= MATERIAL FOR THIS TASK =
========================

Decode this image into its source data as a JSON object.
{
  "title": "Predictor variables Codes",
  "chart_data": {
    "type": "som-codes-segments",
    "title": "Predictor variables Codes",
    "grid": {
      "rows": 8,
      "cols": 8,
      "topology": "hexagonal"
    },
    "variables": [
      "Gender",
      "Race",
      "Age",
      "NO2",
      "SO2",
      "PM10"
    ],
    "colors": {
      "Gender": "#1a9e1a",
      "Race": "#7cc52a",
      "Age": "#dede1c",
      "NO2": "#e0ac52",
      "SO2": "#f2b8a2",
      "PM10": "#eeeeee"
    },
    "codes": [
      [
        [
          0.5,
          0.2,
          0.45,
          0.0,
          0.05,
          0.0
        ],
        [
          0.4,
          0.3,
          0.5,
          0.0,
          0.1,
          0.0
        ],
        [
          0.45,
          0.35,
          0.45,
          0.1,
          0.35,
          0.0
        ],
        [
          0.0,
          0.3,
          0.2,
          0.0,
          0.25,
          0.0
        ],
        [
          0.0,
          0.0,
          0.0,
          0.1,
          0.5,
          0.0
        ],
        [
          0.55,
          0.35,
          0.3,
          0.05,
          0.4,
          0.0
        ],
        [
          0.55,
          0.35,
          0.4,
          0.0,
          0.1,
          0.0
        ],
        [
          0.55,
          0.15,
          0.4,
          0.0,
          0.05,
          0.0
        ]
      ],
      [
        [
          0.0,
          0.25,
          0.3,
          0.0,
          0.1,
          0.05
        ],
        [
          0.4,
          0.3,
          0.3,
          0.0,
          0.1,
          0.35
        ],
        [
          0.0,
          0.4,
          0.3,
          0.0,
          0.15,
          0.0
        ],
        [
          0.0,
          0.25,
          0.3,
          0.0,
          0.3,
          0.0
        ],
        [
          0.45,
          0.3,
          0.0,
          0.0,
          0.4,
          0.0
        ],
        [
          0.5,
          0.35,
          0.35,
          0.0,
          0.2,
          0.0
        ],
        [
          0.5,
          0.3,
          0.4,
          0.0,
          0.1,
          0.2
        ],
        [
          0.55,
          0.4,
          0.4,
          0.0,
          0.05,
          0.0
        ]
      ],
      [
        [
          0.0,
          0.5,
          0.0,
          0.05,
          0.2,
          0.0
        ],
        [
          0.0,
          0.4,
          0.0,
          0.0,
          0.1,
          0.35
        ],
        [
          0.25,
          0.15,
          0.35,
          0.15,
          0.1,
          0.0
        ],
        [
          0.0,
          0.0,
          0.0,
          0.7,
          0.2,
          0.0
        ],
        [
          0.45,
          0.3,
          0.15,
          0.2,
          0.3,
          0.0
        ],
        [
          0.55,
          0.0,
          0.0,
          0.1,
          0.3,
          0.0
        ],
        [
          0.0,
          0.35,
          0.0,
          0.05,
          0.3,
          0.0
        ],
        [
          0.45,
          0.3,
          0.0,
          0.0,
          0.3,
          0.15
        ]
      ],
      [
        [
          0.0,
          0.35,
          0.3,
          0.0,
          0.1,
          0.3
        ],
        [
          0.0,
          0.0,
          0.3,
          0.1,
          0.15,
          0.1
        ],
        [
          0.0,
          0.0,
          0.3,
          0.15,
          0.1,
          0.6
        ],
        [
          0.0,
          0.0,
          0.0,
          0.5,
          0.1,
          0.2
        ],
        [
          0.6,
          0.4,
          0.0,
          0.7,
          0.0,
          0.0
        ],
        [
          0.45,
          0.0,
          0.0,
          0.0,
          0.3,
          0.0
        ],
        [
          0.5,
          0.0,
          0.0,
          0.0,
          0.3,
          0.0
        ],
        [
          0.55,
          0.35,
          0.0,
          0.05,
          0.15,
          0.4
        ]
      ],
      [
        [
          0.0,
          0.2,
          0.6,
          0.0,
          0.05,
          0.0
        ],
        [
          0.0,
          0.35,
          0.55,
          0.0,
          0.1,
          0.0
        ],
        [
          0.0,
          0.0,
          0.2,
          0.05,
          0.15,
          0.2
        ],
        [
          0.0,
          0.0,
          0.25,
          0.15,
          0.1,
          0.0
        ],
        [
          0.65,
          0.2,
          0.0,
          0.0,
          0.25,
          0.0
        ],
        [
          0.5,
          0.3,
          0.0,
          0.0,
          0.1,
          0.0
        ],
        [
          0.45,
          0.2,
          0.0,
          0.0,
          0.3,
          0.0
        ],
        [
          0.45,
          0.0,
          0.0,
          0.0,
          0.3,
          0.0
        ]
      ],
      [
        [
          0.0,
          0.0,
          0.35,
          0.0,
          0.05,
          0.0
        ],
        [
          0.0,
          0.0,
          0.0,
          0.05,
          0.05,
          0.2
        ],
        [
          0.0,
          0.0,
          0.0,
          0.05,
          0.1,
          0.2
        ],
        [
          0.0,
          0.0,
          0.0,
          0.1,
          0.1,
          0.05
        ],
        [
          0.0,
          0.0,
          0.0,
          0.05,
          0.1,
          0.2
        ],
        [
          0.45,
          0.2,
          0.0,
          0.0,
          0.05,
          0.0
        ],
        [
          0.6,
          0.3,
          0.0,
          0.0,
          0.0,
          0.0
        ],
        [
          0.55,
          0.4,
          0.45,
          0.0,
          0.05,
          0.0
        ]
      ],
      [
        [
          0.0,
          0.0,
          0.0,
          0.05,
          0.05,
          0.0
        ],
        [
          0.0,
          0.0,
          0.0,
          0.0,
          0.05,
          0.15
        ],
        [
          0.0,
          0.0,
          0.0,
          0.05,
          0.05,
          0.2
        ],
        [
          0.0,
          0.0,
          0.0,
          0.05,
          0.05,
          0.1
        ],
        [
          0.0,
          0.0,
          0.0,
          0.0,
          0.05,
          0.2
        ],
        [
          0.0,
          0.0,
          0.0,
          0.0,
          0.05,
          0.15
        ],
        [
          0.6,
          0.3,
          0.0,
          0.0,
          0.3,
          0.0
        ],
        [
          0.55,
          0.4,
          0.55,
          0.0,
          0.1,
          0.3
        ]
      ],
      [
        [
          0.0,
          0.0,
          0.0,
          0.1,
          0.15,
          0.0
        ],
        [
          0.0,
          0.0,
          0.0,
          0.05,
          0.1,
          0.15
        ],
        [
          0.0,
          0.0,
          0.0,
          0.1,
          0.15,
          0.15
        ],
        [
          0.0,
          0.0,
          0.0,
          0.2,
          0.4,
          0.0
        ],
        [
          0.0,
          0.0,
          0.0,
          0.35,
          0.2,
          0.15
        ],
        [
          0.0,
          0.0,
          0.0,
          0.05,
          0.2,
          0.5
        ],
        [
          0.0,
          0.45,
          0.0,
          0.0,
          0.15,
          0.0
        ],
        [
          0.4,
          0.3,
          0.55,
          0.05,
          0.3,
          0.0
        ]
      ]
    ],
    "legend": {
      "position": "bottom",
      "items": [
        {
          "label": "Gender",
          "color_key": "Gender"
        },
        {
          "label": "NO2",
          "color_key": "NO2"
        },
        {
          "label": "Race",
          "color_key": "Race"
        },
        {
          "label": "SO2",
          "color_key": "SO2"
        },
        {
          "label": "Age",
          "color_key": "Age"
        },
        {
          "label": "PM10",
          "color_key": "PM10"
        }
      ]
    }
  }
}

========================

= STATED PROBLEM =
Transcribe all of the lines in the records precisely.

= TASK RESPONSE =
Decode this image into its source data as a JSON object.
{
  "title": "Predictor variables Codes",
  "chart_data": {
    "type": "som-codes-segments",
    "title": "Predictor variables Codes",
    "grid": {
      "rows": 8,
      "cols": 8,
      "topology": "hexagonal"
    },
    "variables": [
      "Gender",
      "Race",
      "Age",
      "NO2",
      "SO2",
      "PM10"
    ],
    "colors": {
      "Gender": "#1a9e1a",
      "Race": "#7cc52a",
      "Age": "#dede1c",
      "NO2": "#e0ac52",
      "SO2": "#f2b8a2",
      "PM10": "#eeeeee"
    },
    "codes": [
      [
        [
          0.5,
          0.2,
          0.45,
          0.0,
          0.05,
          0.0
        ],
        [
          0.4,
          0.3,
          0.5,
          0.0,
          0.1,
          0.0
        ],
        [
          0.45,
          0.35,
          0.45,
          0.1,
          0.35,
          0.0
        ],
        [
          0.0,
          0.3,
          0.2,
          0.0,
          0.25,
          0.0
        ],
        [
          0.0,
          0.0,
          0.0,
          0.1,
          0.5,
          0.0
        ],
        [
          0.55,
          0.35,
          0.3,
          0.05,
          0.4,
          0.0
        ],
        [
          0.55,
          0.35,
          0.4,
          0.0,
          0.1,
          0.0
        ],
        [
          0.55,
          0.15,
          0.4,
          0.0,
          0.05,
          0.0
        ]
      ],
      [
        [
          0.0,
          0.25,
          0.3,
          0.0,
          0.1,
          0.05
        ],
        [
          0.4,
          0.3,
          0.3,
          0.0,
          0.1,
          0.35
        ],
        [
          0.0,
          0.4,
          0.3,
          0.0,
          0.15,
          0.0
        ],
        [
          0.0,
          0.25,
          0.3,
          0.0,
          0.3,
          0.0
        ],
        [
          0.45,
          0.3,
          0.0,
          0.0,
          0.4,
          0.0
        ],
        [
          0.5,
          0.35,
          0.35,
          0.0,
          0.2,
          0.0
        ],
        [
          0.5,
          0.3,
          0.4,
          0.0,
          0.1,
          0.2
        ],
        [
          0.55,
          0.4,
          0.4,
          0.0,
          0.05,
          0.0
        ]
      ],
      [
        [
          0.0,
          0.5,
          0.0,
          0.05,
          0.2,
          0.0
        ],
        [
          0.0,
          0.4,
          0.0,
          0.0,
          0.1,
          0.35
        ],
        [
          0.25,
          0.15,
          0.35,
          0.15,
          0.1,
          0.0
        ],
        [
          0.0,
          0.0,
          0.0,
          0.7,
          0.2,
          0.0
        ],
        [
          0.45,
          0.3,
          0.15,
          0.2,
          0.3,
          0.0
        ],
        [
          0.55,
          0.0,
          0.0,
          0.1,
          0.3,
          0.0
        ],
        [
          0.0,
          0.35,
          0.0,
          0.05,
          0.3,
          0.0
        ],
        [
          0.45,
          0.3,
          0.0,
          0.0,
          0.3,
          0.15
        ]
      ],
      [
        [
          0.0,
          0.35,
          0.3,
          0.0,
          0.1,
          0.3
        ],
        [
          0.0,
          0.0,
          0.3,
          0.1,
          0.15,
          0.1
        ],
        [
          0.0,
          0.0,
          0.3,
          0.15,
          0.1,
          0.6
        ],
        [
          0.0,
          0.0,
          0.0,
          0.5,
          0.1,
          0.2
        ],
        [
          0.6,
          0.4,
          0.0,
          0.7,
          0.0,
          0.0
        ],
        [
          0.45,
          0.0,
          0.0,
          0.0,
          0.3,
          0.0
        ],
        [
          0.5,
          0.0,
          0.0,
          0.0,
          0.3,
          0.0
        ],
        [
          0.55,
          0.35,
          0.0,
          0.05,
          0.15,
          0.4
        ]
      ],
      [
        [
          0.0,
          0.2,
          0.6,
          0.0,
          0.05,
          0.0
        ],
        [
          0.0,
          0.35,
          0.55,
          0.0,
          0.1,
          0.0
        ],
        [
          0.0,
          0.0,
          0.2,
          0.05,
          0.15,
          0.2
        ],
        [
          0.0,
          0.0,
          0.25,
          0.15,
          0.1,
          0.0
        ],
        [
          0.65,
          0.2,
          0.0,
          0.0,
          0.25,
          0.0
        ],
        [
          0.5,
          0.3,
          0.0,
          0.0,
          0.1,
          0.0
        ],
        [
          0.45,
          0.2,
          0.0,
          0.0,
          0.3,
          0.0
        ],
        [
          0.45,
          0.0,
          0.0,
          0.0,
          0.3,
          0.0
        ]
      ],
      [
        [
          0.0,
          0.0,
          0.35,
          0.0,
          0.05,
          0.0
        ],
        [
          0.0,
          0.0,
          0.0,
          0.05,
          0.05,
          0.2
        ],
        [
          0.0,
          0.0,
          0.0,
          0.05,
          0.1,
          0.2
        ],
        [
          0.0,
          0.0,
          0.0,
          0.1,
          0.1,
          0.05
        ],
        [
          0.0,
          0.0,
          0.0,
          0.05,
          0.1,
          0.2
        ],
        [
          0.45,
          0.2,
          0.0,
          0.0,
          0.05,
          0.0
        ],
        [
          0.6,
          0.3,
          0.0,
          0.0,
          0.0,
          0.0
        ],
        [
          0.55,
          0.4,
          0.45,
          0.0,
          0.05,
          0.0
        ]
      ],
      [
        [
          0.0,
          0.0,
          0.0,
          0.05,
          0.05,
          0.0
        ],
        [
          0.0,
          0.0,
          0.0,
          0.0,
          0.05,
          0.15
        ],
        [
          0.0,
          0.0,
          0.0,
          0.05,
          0.05,
          0.2
        ],
        [
          0.0,
          0.0,
          0.0,
          0.05,
          0.05,
          0.1
        ],
        [
          0.0,
          0.0,
          0.0,
          0.0,
          0.05,
          0.2
        ],
        [
          0.0,
          0.0,
          0.0,
          0.0,
          0.05,
          0.15
        ],
        [
          0.6,
          0.3,
          0.0,
          0.0,
          0.3,
          0.0
        ],
        [
          0.55,
          0.4,
          0.55,
          0.0,
          0.1,
          0.3
        ]
      ],
      [
        [
          0.0,
          0.0,
          0.0,
          0.1,
          0.15,
          0.0
        ],
        [
          0.0,
          0.0,
          0.0,
          0.05,
          0.1,
          0.15
        ],
        [
          0.0,
          0.0,
          0.0,
          0.1,
          0.15,
          0.15
        ],
        [
          0.0,
          0.0,
          0.0,
          0.2,
          0.4,
          0.0
        ],
        [
          0.0,
          0.0,
          0.0,
          0.35,
          0.2,
          0.15
        ],
        [
          0.0,
          0.0,
          0.0,
          0.05,
          0.2,
          0.5
        ],
        [
          0.0,
          0.45,
          0.0,
          0.0,
          0.15,
          0.0
        ],
        [
          0.4,
          0.3,
          0.55,
          0.05,
          0.3,
          0.0
        ]
      ]
    ],
    "legend": {
      "position": "bottom",
      "items": [
        {
          "label": "Gender",
          "color_key": "Gender"
        },
        {
          "label": "NO2",
          "color_key": "NO2"
        },
        {
          "label": "Race",
          "color_key": "Race"
        },
        {
          "label": "SO2",
          "color_key": "SO2"
        },
        {
          "label": "Age",
          "color_key": "Age"
        },
        {
          "label": "PM10",
          "color_key": "PM10"
        }
      ]
    }
  }
}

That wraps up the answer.